### MATERIAL FOR THIS EXERCISE
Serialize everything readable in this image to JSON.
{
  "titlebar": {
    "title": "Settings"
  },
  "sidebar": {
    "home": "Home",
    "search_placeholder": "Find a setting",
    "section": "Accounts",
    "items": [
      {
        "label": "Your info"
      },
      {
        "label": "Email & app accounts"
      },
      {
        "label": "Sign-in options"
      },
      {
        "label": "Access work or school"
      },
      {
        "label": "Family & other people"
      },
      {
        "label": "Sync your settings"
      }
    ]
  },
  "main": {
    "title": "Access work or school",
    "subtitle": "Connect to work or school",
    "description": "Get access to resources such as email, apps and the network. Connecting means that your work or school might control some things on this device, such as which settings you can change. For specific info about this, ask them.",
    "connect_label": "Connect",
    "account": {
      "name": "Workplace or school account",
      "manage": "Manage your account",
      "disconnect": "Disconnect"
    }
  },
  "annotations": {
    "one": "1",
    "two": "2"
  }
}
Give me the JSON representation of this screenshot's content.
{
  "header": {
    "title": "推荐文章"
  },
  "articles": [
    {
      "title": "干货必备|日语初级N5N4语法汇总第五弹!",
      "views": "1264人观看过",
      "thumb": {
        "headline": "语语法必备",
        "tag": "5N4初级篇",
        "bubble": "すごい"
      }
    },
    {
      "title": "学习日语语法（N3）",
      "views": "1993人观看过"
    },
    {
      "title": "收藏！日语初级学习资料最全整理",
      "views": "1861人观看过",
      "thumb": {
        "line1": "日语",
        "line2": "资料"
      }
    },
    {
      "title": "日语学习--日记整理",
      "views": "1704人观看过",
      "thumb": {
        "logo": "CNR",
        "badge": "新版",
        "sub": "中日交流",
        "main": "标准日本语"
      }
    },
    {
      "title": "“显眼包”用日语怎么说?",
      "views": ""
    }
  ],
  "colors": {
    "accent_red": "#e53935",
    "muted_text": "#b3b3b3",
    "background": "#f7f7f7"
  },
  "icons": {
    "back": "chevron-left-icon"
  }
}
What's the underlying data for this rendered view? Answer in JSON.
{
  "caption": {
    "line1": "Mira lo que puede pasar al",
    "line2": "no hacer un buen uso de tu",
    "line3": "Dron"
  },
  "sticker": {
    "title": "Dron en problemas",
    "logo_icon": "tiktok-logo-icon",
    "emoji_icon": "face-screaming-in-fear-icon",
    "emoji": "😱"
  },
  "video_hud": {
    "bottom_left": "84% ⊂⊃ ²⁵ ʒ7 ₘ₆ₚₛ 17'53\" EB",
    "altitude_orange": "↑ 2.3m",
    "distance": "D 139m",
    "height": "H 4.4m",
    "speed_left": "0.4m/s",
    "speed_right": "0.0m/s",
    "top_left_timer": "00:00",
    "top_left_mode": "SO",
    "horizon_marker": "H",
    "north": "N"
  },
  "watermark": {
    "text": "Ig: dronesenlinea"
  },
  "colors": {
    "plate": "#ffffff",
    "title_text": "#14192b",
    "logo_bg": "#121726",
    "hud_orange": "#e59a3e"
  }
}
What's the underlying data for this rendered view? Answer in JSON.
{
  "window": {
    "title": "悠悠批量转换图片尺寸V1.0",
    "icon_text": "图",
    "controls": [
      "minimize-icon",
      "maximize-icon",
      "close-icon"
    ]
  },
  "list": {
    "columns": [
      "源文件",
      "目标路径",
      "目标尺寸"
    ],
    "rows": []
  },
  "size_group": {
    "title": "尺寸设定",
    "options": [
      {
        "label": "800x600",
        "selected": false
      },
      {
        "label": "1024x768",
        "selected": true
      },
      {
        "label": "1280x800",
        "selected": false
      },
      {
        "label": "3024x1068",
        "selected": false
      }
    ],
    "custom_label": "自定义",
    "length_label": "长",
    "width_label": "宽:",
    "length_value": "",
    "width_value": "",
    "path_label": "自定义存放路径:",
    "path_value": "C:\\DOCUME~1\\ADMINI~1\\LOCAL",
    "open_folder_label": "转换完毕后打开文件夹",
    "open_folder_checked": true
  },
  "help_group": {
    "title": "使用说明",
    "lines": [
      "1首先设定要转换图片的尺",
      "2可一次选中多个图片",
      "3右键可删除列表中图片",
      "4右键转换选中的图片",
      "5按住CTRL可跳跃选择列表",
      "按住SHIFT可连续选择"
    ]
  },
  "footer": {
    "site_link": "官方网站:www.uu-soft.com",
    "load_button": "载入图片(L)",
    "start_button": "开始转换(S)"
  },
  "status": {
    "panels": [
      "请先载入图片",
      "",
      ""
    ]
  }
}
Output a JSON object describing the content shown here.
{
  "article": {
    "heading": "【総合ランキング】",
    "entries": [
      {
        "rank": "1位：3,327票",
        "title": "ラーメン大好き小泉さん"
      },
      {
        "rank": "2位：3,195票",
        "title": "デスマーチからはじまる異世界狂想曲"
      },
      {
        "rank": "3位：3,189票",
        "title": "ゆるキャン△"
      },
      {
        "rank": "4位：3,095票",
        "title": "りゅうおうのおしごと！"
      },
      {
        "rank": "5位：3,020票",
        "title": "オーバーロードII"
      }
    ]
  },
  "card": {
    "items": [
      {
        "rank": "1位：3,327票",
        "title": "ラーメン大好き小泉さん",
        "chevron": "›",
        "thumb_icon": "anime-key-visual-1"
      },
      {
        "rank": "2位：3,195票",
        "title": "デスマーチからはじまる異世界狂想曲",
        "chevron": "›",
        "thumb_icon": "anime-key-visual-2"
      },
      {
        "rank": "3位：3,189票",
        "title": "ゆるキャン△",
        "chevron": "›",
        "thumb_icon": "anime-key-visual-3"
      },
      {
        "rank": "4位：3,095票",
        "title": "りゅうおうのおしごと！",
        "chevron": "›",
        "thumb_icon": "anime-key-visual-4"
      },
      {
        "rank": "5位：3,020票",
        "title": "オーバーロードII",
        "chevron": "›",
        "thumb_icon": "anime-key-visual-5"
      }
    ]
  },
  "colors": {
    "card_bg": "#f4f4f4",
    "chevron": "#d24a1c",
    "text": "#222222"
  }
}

### EXERCISE INSTRUCTIONS
Repeat every line of the material exactly as given.

### TASK RESPONSE
Serialize everything readable in this image to JSON.
{
  "titlebar": {
    "title": "Settings"
  },
  "sidebar": {
    "home": "Home",
    "search_placeholder": "Find a setting",
    "section": "Accounts",
    "items": [
      {
        "label": "Your info"
      },
      {
        "label": "Email & app accounts"
      },
      {
        "label": "Sign-in options"
      },
      {
        "label": "Access work or school"
      },
      {
        "label": "Family & other people"
      },
      {
        "label": "Sync your settings"
      }
    ]
  },
  "main": {
    "title": "Access work or school",
    "subtitle": "Connect to work or school",
    "description": "Get access to resources such as email, apps and the network. Connecting means that your work or school might control some things on this device, such as which settings you can change. For specific info about this, ask them.",
    "connect_label": "Connect",
    "account": {
      "name": "Workplace or school account",
      "manage": "Manage your account",
      "disconnect": "Disconnect"
    }
  },
  "annotations": {
    "one": "1",
    "two": "2"
  }
}
Give me the JSON representation of this screenshot's content.
{
  "header": {
    "title": "推荐文章"
  },
  "articles": [
    {
      "title": "干货必备|日语初级N5N4语法汇总第五弹!",
      "views": "1264人观看过",
      "thumb": {
        "headline": "语语法必备",
        "tag": "5N4初级篇",
        "bubble": "すごい"
      }
    },
    {
      "title": "学习日语语法（N3）",
      "views": "1993人观看过"
    },
    {
      "title": "收藏！日语初级学习资料最全整理",
      "views": "1861人观看过",
      "thumb": {
        "line1": "日语",
        "line2": "资料"
      }
    },
    {
      "title": "日语学习--日记整理",
      "views": "1704人观看过",
      "thumb": {
        "logo": "CNR",
        "badge": "新版",
        "sub": "中日交流",
        "main": "标准日本语"
      }
    },
    {
      "title": "“显眼包”用日语怎么说?",
      "views": ""
    }
  ],
  "colors": {
    "accent_red": "#e53935",
    "muted_text": "#b3b3b3",
    "background": "#f7f7f7"
  },
  "icons": {
    "back": "chevron-left-icon"
  }
}
What's the underlying data for this rendered view? Answer in JSON.
{
  "caption": {
    "line1": "Mira lo que puede pasar al",
    "line2": "no hacer un buen uso de tu",
    "line3": "Dron"
  },
  "sticker": {
    "title": "Dron en problemas",
    "logo_icon": "tiktok-logo-icon",
    "emoji_icon": "face-screaming-in-fear-icon",
    "emoji": "😱"
  },
  "video_hud": {
    "bottom_left": "84% ⊂⊃ ²⁵ ʒ7 ₘ₆ₚₛ 17'53\" EB",
    "altitude_orange": "↑ 2.3m",
    "distance": "D 139m",
    "height": "H 4.4m",
    "speed_left": "0.4m/s",
    "speed_right": "0.0m/s",
    "top_left_timer": "00:00",
    "top_left_mode": "SO",
    "horizon_marker": "H",
    "north": "N"
  },
  "watermark": {
    "text": "Ig: dronesenlinea"
  },
  "colors": {
    "plate": "#ffffff",
    "title_text": "#14192b",
    "logo_bg": "#121726",
    "hud_orange": "#e59a3e"
  }
}
What's the underlying data for this rendered view? Answer in JSON.
{
  "window": {
    "title": "悠悠批量转换图片尺寸V1.0",
    "icon_text": "图",
    "controls": [
      "minimize-icon",
      "maximize-icon",
      "close-icon"
    ]
  },
  "list": {
    "columns": [
      "源文件",
      "目标路径",
      "目标尺寸"
    ],
    "rows": []
  },
  "size_group": {
    "title": "尺寸设定",
    "options": [
      {
        "label": "800x600",
        "selected": false
      },
      {
        "label": "1024x768",
        "selected": true
      },
      {
        "label": "1280x800",
        "selected": false
      },
      {
        "label": "3024x1068",
        "selected": false
      }
    ],
    "custom_label": "自定义",
    "length_label": "长",
    "width_label": "宽:",
    "length_value": "",
    "width_value": "",
    "path_label": "自定义存放路径:",
    "path_value": "C:\\DOCUME~1\\ADMINI~1\\LOCAL",
    "open_folder_label": "转换完毕后打开文件夹",
    "open_folder_checked": true
  },
  "help_group": {
    "title": "使用说明",
    "lines": [
      "1首先设定要转换图片的尺",
      "2可一次选中多个图片",
      "3右键可删除列表中图片",
      "4右键转换选中的图片",
      "5按住CTRL可跳跃选择列表",
      "按住SHIFT可连续选择"
    ]
  },
  "footer": {
    "site_link": "官方网站:www.uu-soft.com",
    "load_button": "载入图片(L)",
    "start_button": "开始转换(S)"
  },
  "status": {
    "panels": [
      "请先载入图片",
      "",
      ""
    ]
  }
}
Output a JSON object describing the content shown here.
{
  "article": {
    "heading": "【総合ランキング】",
    "entries": [
      {
        "rank": "1位：3,327票",
        "title": "ラーメン大好き小泉さん"
      },
      {
        "rank": "2位：3,195票",
        "title": "デスマーチからはじまる異世界狂想曲"
      },
      {
        "rank": "3位：3,189票",
        "title": "ゆるキャン△"
      },
      {
        "rank": "4位：3,095票",
        "title": "りゅうおうのおしごと！"
      },
      {
        "rank": "5位：3,020票",
        "title": "オーバーロードII"
      }
    ]
  },
  "card": {
    "items": [
      {
        "rank": "1位：3,327票",
        "title": "ラーメン大好き小泉さん",
        "chevron": "›",
        "thumb_icon": "anime-key-visual-1"
      },
      {
        "rank": "2位：3,195票",
        "title": "デスマーチからはじまる異世界狂想曲",
        "chevron": "›",
        "thumb_icon": "anime-key-visual-2"
      },
      {
        "rank": "3位：3,189票",
        "title": "ゆるキャン△",
        "chevron": "›",
        "thumb_icon": "anime-key-visual-3"
      },
      {
        "rank": "4位：3,095票",
        "title": "りゅうおうのおしごと！",
        "chevron": "›",
        "thumb_icon": "anime-key-visual-4"
      },
      {
        "rank": "5位：3,020票",
        "title": "オーバーロードII",
        "chevron": "›",
        "thumb_icon": "anime-key-visual-5"
      }
    ]
  },
  "colors": {
    "card_bg": "#f4f4f4",
    "chevron": "#d24a1c",
    "text": "#222222"
  }
}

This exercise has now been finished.